Every line of the data, first to last, must be written out unchanged.

Stored data:

»»

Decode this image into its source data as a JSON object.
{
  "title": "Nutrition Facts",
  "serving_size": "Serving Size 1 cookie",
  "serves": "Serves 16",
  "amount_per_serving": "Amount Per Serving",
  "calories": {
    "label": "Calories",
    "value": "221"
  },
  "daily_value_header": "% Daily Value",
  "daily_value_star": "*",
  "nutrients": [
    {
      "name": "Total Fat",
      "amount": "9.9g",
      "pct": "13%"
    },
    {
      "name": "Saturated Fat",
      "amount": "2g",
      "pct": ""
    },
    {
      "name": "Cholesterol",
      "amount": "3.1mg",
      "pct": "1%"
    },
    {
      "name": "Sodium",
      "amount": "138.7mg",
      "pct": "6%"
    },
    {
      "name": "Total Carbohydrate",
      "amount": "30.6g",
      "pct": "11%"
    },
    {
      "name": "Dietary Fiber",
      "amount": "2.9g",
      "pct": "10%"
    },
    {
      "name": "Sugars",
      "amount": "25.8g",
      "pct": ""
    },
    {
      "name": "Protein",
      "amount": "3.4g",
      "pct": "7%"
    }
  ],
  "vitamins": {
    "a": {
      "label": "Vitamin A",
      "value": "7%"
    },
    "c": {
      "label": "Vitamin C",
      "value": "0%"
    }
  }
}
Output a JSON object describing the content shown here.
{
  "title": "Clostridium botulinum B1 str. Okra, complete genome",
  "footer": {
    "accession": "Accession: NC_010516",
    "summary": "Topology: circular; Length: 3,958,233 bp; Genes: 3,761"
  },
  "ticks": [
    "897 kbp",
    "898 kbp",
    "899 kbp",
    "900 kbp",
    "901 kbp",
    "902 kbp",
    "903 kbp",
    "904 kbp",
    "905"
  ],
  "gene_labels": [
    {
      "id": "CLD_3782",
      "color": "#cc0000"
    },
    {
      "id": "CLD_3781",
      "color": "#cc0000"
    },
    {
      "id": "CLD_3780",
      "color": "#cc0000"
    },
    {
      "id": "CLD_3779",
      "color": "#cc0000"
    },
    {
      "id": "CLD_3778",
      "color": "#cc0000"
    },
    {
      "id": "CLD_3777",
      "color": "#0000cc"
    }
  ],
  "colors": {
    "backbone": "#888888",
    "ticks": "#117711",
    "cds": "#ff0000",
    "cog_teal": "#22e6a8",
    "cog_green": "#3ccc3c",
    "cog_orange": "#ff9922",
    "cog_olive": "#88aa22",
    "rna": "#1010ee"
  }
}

««

EXERCISE OUTPUT
Decode this image into its source data as a JSON object.
{
  "title": "Nutrition Facts",
  "serving_size": "Serving Size 1 cookie",
  "serves": "Serves 16",
  "amount_per_serving": "Amount Per Serving",
  "calories": {
    "label": "Calories",
    "value": "221"
  },
  "daily_value_header": "% Daily Value",
  "daily_value_star": "*",
  "nutrients": [
    {
      "name": "Total Fat",
      "amount": "9.9g",
      "pct": "13%"
    },
    {
      "name": "Saturated Fat",
      "amount": "2g",
      "pct": ""
    },
    {
      "name": "Cholesterol",
      "amount": "3.1mg",
      "pct": "1%"
    },
    {
      "name": "Sodium",
      "amount": "138.7mg",
      "pct": "6%"
    },
    {
      "name": "Total Carbohydrate",
      "amount": "30.6g",
      "pct": "11%"
    },
    {
      "name": "Dietary Fiber",
      "amount": "2.9g",
      "pct": "10%"
    },
    {
      "name": "Sugars",
      "amount": "25.8g",
      "pct": ""
    },
    {
      "name": "Protein",
      "amount": "3.4g",
      "pct": "7%"
    }
  ],
  "vitamins": {
    "a": {
      "label": "Vitamin A",
      "value": "7%"
    },
    "c": {
      "label": "Vitamin C",
      "value": "0%"
    }
  }
}
Output a JSON object describing the content shown here.
{
  "title": "Clostridium botulinum B1 str. Okra, complete genome",
  "footer": {
    "accession": "Accession: NC_010516",
    "summary": "Topology: circular; Length: 3,958,233 bp; Genes: 3,761"
  },
  "ticks": [
    "897 kbp",
    "898 kbp",
    "899 kbp",
    "900 kbp",
    "901 kbp",
    "902 kbp",
    "903 kbp",
    "904 kbp",
    "905"
  ],
  "gene_labels": [
    {
      "id": "CLD_3782",
      "color": "#cc0000"
    },
    {
      "id": "CLD_3781",
      "color": "#cc0000"
    },
    {
      "id": "CLD_3780",
      "color": "#cc0000"
    },
    {
      "id": "CLD_3779",
      "color": "#cc0000"
    },
    {
      "id": "CLD_3778",
      "color": "#cc0000"
    },
    {
      "id": "CLD_3777",
      "color": "#0000cc"
    }
  ],
  "colors": {
    "backbone": "#888888",
    "ticks": "#117711",
    "cds": "#ff0000",
    "cog_teal": "#22e6a8",
    "cog_green": "#3ccc3c",
    "cog_orange": "#ff9922",
    "cog_olive": "#88aa22",
    "rna": "#1010ee"
  }
}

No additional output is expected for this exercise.